Short task :: Note how many lines include the word "this", and give that number by itself.

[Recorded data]
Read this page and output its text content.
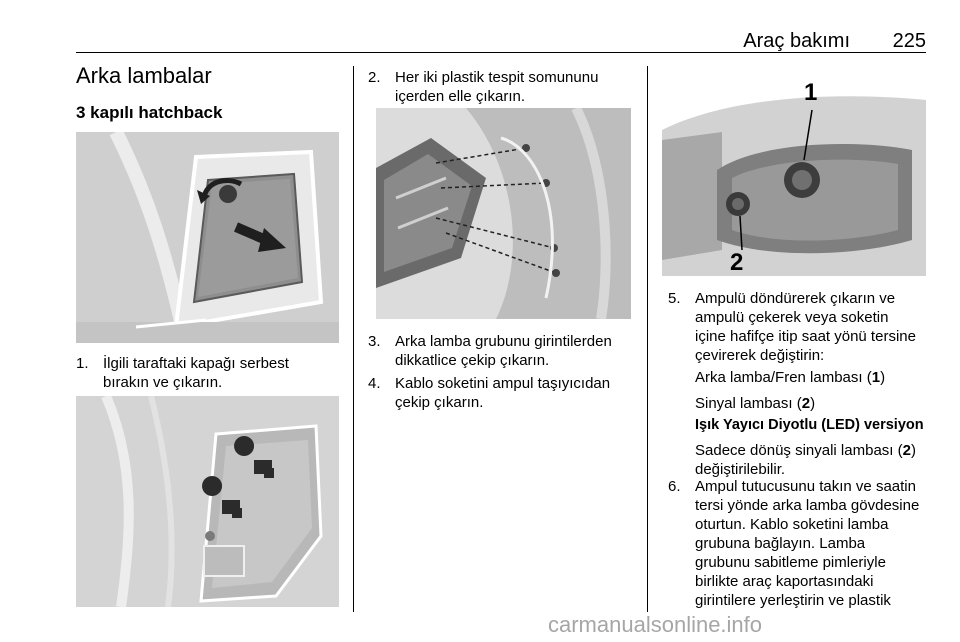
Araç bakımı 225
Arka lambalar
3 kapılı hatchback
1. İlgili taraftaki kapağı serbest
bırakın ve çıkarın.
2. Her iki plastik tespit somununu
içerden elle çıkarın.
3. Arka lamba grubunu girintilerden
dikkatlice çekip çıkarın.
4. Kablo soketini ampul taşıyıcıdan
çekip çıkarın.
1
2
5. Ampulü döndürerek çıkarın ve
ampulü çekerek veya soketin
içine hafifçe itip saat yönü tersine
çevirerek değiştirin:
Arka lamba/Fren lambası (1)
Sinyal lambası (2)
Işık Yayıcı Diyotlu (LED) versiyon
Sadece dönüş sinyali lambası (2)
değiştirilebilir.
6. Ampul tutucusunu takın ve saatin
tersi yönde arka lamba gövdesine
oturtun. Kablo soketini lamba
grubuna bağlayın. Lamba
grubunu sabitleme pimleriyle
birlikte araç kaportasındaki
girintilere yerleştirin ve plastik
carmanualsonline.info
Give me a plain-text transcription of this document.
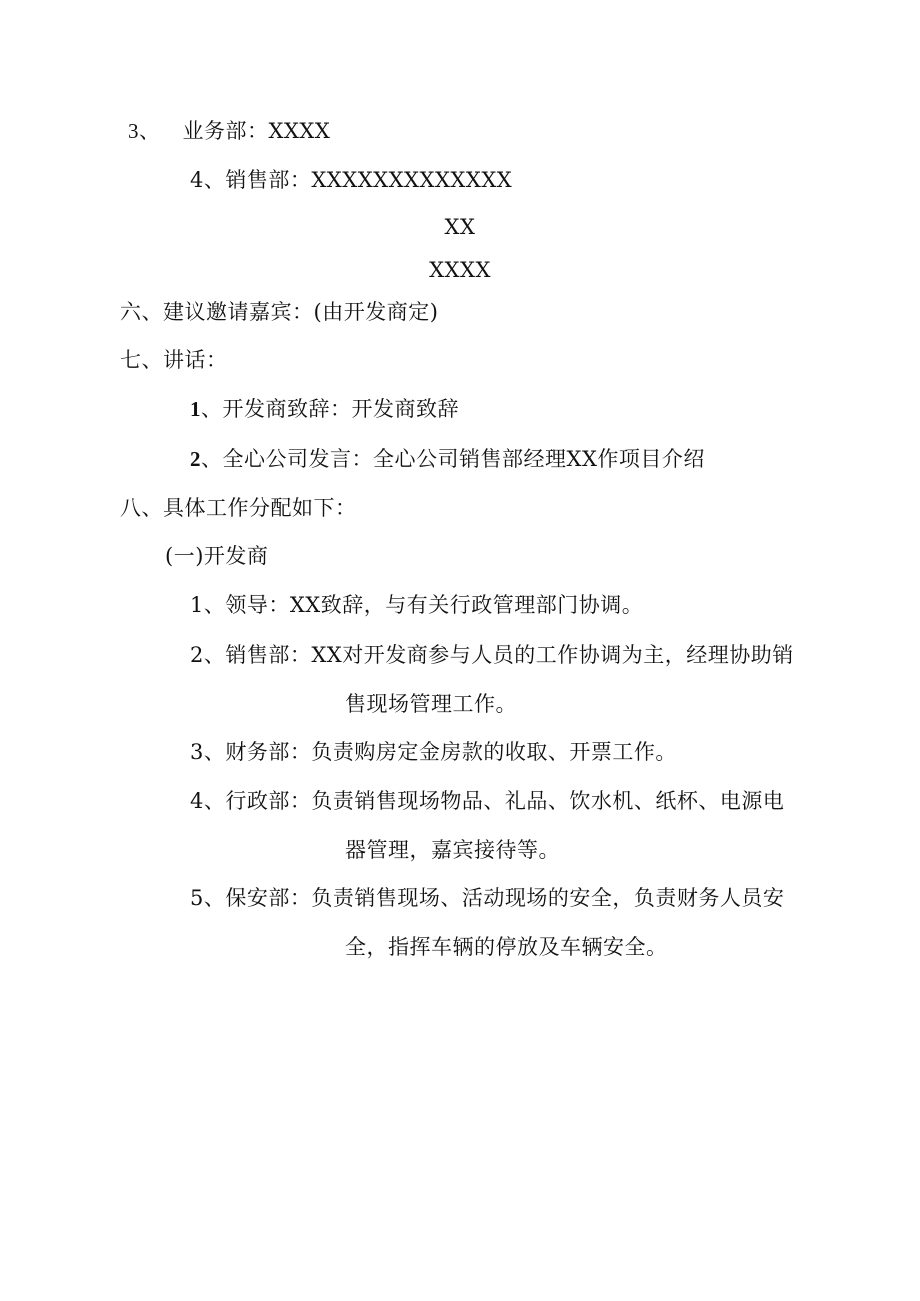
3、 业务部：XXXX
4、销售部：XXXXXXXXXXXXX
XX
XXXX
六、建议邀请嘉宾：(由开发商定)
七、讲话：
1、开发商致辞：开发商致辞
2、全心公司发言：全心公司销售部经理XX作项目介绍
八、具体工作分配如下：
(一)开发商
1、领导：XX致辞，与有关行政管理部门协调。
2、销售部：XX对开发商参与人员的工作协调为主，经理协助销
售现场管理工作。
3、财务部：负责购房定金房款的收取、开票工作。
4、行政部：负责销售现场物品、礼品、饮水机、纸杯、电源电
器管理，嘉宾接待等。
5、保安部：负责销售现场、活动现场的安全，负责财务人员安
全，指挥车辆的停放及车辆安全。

Answer for the task :: 2